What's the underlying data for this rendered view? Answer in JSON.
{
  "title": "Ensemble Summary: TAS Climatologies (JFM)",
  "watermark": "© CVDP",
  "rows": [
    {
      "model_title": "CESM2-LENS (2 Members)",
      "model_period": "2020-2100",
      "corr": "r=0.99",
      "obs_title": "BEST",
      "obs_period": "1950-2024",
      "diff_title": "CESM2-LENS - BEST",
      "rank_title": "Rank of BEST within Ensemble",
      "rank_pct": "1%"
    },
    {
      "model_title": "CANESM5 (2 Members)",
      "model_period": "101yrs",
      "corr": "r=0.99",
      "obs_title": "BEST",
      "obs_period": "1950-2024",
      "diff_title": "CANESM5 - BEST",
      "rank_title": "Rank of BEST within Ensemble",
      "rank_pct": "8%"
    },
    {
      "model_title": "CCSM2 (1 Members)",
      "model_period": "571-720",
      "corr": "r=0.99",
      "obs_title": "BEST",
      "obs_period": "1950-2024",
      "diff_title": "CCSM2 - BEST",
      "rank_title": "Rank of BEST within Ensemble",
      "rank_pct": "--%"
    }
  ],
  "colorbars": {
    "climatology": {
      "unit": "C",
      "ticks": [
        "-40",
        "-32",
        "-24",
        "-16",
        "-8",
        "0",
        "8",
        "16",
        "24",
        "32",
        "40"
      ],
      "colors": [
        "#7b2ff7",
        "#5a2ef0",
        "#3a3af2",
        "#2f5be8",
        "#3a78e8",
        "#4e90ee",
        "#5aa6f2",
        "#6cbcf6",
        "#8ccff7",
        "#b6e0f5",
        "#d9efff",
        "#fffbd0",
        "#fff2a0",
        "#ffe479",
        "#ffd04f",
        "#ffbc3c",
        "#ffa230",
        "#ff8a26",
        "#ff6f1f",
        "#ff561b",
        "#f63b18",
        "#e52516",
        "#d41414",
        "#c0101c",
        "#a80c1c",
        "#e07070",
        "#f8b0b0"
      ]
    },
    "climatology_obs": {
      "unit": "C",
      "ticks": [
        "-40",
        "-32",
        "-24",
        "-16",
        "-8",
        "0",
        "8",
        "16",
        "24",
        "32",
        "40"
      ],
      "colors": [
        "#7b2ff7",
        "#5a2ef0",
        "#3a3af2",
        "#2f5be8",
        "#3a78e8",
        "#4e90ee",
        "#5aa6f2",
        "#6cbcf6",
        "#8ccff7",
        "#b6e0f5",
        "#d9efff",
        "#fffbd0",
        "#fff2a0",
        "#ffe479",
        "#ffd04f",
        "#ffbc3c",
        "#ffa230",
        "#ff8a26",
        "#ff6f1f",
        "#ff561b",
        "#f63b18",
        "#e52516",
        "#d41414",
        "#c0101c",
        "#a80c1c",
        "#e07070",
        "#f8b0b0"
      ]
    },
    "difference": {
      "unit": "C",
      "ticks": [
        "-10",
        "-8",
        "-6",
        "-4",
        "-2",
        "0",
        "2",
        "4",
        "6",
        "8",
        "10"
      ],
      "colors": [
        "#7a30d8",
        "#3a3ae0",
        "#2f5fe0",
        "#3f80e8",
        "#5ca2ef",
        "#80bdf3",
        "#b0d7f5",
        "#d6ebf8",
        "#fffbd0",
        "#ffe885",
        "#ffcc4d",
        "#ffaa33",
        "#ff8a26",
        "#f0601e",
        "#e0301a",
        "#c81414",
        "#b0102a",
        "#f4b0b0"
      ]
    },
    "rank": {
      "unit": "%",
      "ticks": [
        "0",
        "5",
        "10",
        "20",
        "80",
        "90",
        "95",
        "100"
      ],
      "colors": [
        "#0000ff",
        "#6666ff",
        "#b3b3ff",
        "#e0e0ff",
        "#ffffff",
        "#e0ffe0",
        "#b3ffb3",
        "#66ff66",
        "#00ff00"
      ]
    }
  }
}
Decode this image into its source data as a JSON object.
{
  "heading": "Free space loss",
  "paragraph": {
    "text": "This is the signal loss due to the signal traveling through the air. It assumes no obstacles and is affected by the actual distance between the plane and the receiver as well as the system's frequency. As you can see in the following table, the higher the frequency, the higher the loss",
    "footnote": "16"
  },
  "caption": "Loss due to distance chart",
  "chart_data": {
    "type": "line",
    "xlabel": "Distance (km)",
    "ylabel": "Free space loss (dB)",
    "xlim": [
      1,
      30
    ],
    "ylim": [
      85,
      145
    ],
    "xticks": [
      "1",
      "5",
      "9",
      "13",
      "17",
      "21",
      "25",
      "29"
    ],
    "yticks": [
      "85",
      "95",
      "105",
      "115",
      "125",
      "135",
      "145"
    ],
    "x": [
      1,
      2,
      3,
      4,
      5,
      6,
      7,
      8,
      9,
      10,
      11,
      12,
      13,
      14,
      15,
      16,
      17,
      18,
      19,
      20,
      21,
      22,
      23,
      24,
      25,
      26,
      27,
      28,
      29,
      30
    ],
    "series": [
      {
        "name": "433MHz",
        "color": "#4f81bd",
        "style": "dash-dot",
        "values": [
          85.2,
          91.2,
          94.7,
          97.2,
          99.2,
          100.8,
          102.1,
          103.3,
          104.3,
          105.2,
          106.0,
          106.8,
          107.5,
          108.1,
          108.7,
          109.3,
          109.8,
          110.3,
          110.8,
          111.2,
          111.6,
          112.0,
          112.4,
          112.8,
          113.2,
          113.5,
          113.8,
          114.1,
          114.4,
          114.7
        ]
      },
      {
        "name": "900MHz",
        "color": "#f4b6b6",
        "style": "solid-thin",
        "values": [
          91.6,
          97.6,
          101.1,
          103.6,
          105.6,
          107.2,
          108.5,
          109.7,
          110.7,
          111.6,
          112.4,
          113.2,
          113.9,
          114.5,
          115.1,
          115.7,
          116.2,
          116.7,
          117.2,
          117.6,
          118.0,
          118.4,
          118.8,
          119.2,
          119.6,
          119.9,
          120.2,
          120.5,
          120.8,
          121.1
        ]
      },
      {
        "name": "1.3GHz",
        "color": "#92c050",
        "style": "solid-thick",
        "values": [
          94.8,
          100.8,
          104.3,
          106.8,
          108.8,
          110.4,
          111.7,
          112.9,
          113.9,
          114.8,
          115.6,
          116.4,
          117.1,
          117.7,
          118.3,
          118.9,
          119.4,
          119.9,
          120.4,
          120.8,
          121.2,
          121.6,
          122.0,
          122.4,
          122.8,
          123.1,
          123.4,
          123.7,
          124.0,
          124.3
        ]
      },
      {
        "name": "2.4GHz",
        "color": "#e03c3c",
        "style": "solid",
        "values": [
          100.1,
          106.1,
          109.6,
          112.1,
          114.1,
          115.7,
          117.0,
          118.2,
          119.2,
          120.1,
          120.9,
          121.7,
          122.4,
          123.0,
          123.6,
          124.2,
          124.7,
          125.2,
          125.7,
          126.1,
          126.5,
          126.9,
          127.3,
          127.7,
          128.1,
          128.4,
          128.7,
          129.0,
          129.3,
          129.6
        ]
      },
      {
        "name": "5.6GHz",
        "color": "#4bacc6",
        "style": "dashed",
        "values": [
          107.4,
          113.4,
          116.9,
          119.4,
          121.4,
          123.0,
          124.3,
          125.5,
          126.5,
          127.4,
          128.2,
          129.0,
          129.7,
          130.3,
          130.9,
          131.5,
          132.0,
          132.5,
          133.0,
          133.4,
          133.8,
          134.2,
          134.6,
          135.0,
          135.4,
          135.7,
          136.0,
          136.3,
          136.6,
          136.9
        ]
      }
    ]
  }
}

● What you will do: Restate the data above exactly, keeping each word as it stands.

● In response:
What's the underlying data for this rendered view? Answer in JSON.
{
  "title": "Ensemble Summary: TAS Climatologies (JFM)",
  "watermark": "© CVDP",
  "rows": [
    {
      "model_title": "CESM2-LENS (2 Members)",
      "model_period": "2020-2100",
      "corr": "r=0.99",
      "obs_title": "BEST",
      "obs_period": "1950-2024",
      "diff_title": "CESM2-LENS - BEST",
      "rank_title": "Rank of BEST within Ensemble",
      "rank_pct": "1%"
    },
    {
      "model_title": "CANESM5 (2 Members)",
      "model_period": "101yrs",
      "corr": "r=0.99",
      "obs_title": "BEST",
      "obs_period": "1950-2024",
      "diff_title": "CANESM5 - BEST",
      "rank_title": "Rank of BEST within Ensemble",
      "rank_pct": "8%"
    },
    {
      "model_title": "CCSM2 (1 Members)",
      "model_period": "571-720",
      "corr": "r=0.99",
      "obs_title": "BEST",
      "obs_period": "1950-2024",
      "diff_title": "CCSM2 - BEST",
      "rank_title": "Rank of BEST within Ensemble",
      "rank_pct": "--%"
    }
  ],
  "colorbars": {
    "climatology": {
      "unit": "C",
      "ticks": [
        "-40",
        "-32",
        "-24",
        "-16",
        "-8",
        "0",
        "8",
        "16",
        "24",
        "32",
        "40"
      ],
      "colors": [
        "#7b2ff7",
        "#5a2ef0",
        "#3a3af2",
        "#2f5be8",
        "#3a78e8",
        "#4e90ee",
        "#5aa6f2",
        "#6cbcf6",
        "#8ccff7",
        "#b6e0f5",
        "#d9efff",
        "#fffbd0",
        "#fff2a0",
        "#ffe479",
        "#ffd04f",
        "#ffbc3c",
        "#ffa230",
        "#ff8a26",
        "#ff6f1f",
        "#ff561b",
        "#f63b18",
        "#e52516",
        "#d41414",
        "#c0101c",
        "#a80c1c",
        "#e07070",
        "#f8b0b0"
      ]
    },
    "climatology_obs": {
      "unit": "C",
      "ticks": [
        "-40",
        "-32",
        "-24",
        "-16",
        "-8",
        "0",
        "8",
        "16",
        "24",
        "32",
        "40"
      ],
      "colors": [
        "#7b2ff7",
        "#5a2ef0",
        "#3a3af2",
        "#2f5be8",
        "#3a78e8",
        "#4e90ee",
        "#5aa6f2",
        "#6cbcf6",
        "#8ccff7",
        "#b6e0f5",
        "#d9efff",
        "#fffbd0",
        "#fff2a0",
        "#ffe479",
        "#ffd04f",
        "#ffbc3c",
        "#ffa230",
        "#ff8a26",
        "#ff6f1f",
        "#ff561b",
        "#f63b18",
        "#e52516",
        "#d41414",
        "#c0101c",
        "#a80c1c",
        "#e07070",
        "#f8b0b0"
      ]
    },
    "difference": {
      "unit": "C",
      "ticks": [
        "-10",
        "-8",
        "-6",
        "-4",
        "-2",
        "0",
        "2",
        "4",
        "6",
        "8",
        "10"
      ],
      "colors": [
        "#7a30d8",
        "#3a3ae0",
        "#2f5fe0",
        "#3f80e8",
        "#5ca2ef",
        "#80bdf3",
        "#b0d7f5",
        "#d6ebf8",
        "#fffbd0",
        "#ffe885",
        "#ffcc4d",
        "#ffaa33",
        "#ff8a26",
        "#f0601e",
        "#e0301a",
        "#c81414",
        "#b0102a",
        "#f4b0b0"
      ]
    },
    "rank": {
      "unit": "%",
      "ticks": [
        "0",
        "5",
        "10",
        "20",
        "80",
        "90",
        "95",
        "100"
      ],
      "colors": [
        "#0000ff",
        "#6666ff",
        "#b3b3ff",
        "#e0e0ff",
        "#ffffff",
        "#e0ffe0",
        "#b3ffb3",
        "#66ff66",
        "#00ff00"
      ]
    }
  }
}
Decode this image into its source data as a JSON object.
{
  "heading": "Free space loss",
  "paragraph": {
    "text": "This is the signal loss due to the signal traveling through the air. It assumes no obstacles and is affected by the actual distance between the plane and the receiver as well as the system's frequency. As you can see in the following table, the higher the frequency, the higher the loss",
    "footnote": "16"
  },
  "caption": "Loss due to distance chart",
  "chart_data": {
    "type": "line",
    "xlabel": "Distance (km)",
    "ylabel": "Free space loss (dB)",
    "xlim": [
      1,
      30
    ],
    "ylim": [
      85,
      145
    ],
    "xticks": [
      "1",
      "5",
      "9",
      "13",
      "17",
      "21",
      "25",
      "29"
    ],
    "yticks": [
      "85",
      "95",
      "105",
      "115",
      "125",
      "135",
      "145"
    ],
    "x": [
      1,
      2,
      3,
      4,
      5,
      6,
      7,
      8,
      9,
      10,
      11,
      12,
      13,
      14,
      15,
      16,
      17,
      18,
      19,
      20,
      21,
      22,
      23,
      24,
      25,
      26,
      27,
      28,
      29,
      30
    ],
    "series": [
      {
        "name": "433MHz",
        "color": "#4f81bd",
        "style": "dash-dot",
        "values": [
          85.2,
          91.2,
          94.7,
          97.2,
          99.2,
          100.8,
          102.1,
          103.3,
          104.3,
          105.2,
          106.0,
          106.8,
          107.5,
          108.1,
          108.7,
          109.3,
          109.8,
          110.3,
          110.8,
          111.2,
          111.6,
          112.0,
          112.4,
          112.8,
          113.2,
          113.5,
          113.8,
          114.1,
          114.4,
          114.7
        ]
      },
      {
        "name": "900MHz",
        "color": "#f4b6b6",
        "style": "solid-thin",
        "values": [
          91.6,
          97.6,
          101.1,
          103.6,
          105.6,
          107.2,
          108.5,
          109.7,
          110.7,
          111.6,
          112.4,
          113.2,
          113.9,
          114.5,
          115.1,
          115.7,
          116.2,
          116.7,
          117.2,
          117.6,
          118.0,
          118.4,
          118.8,
          119.2,
          119.6,
          119.9,
          120.2,
          120.5,
          120.8,
          121.1
        ]
      },
      {
        "name": "1.3GHz",
        "color": "#92c050",
        "style": "solid-thick",
        "values": [
          94.8,
          100.8,
          104.3,
          106.8,
          108.8,
          110.4,
          111.7,
          112.9,
          113.9,
          114.8,
          115.6,
          116.4,
          117.1,
          117.7,
          118.3,
          118.9,
          119.4,
          119.9,
          120.4,
          120.8,
          121.2,
          121.6,
          122.0,
          122.4,
          122.8,
          123.1,
          123.4,
          123.7,
          124.0,
          124.3
        ]
      },
      {
        "name": "2.4GHz",
        "color": "#e03c3c",
        "style": "solid",
        "values": [
          100.1,
          106.1,
          109.6,
          112.1,
          114.1,
          115.7,
          117.0,
          118.2,
          119.2,
          120.1,
          120.9,
          121.7,
          122.4,
          123.0,
          123.6,
          124.2,
          124.7,
          125.2,
          125.7,
          126.1,
          126.5,
          126.9,
          127.3,
          127.7,
          128.1,
          128.4,
          128.7,
          129.0,
          129.3,
          129.6
        ]
      },
      {
        "name": "5.6GHz",
        "color": "#4bacc6",
        "style": "dashed",
        "values": [
          107.4,
          113.4,
          116.9,
          119.4,
          121.4,
          123.0,
          124.3,
          125.5,
          126.5,
          127.4,
          128.2,
          129.0,
          129.7,
          130.3,
          130.9,
          131.5,
          132.0,
          132.5,
          133.0,
          133.4,
          133.8,
          134.2,
          134.6,
          135.0,
          135.4,
          135.7,
          136.0,
          136.3,
          136.6,
          136.9
        ]
      }
    ]
  }
}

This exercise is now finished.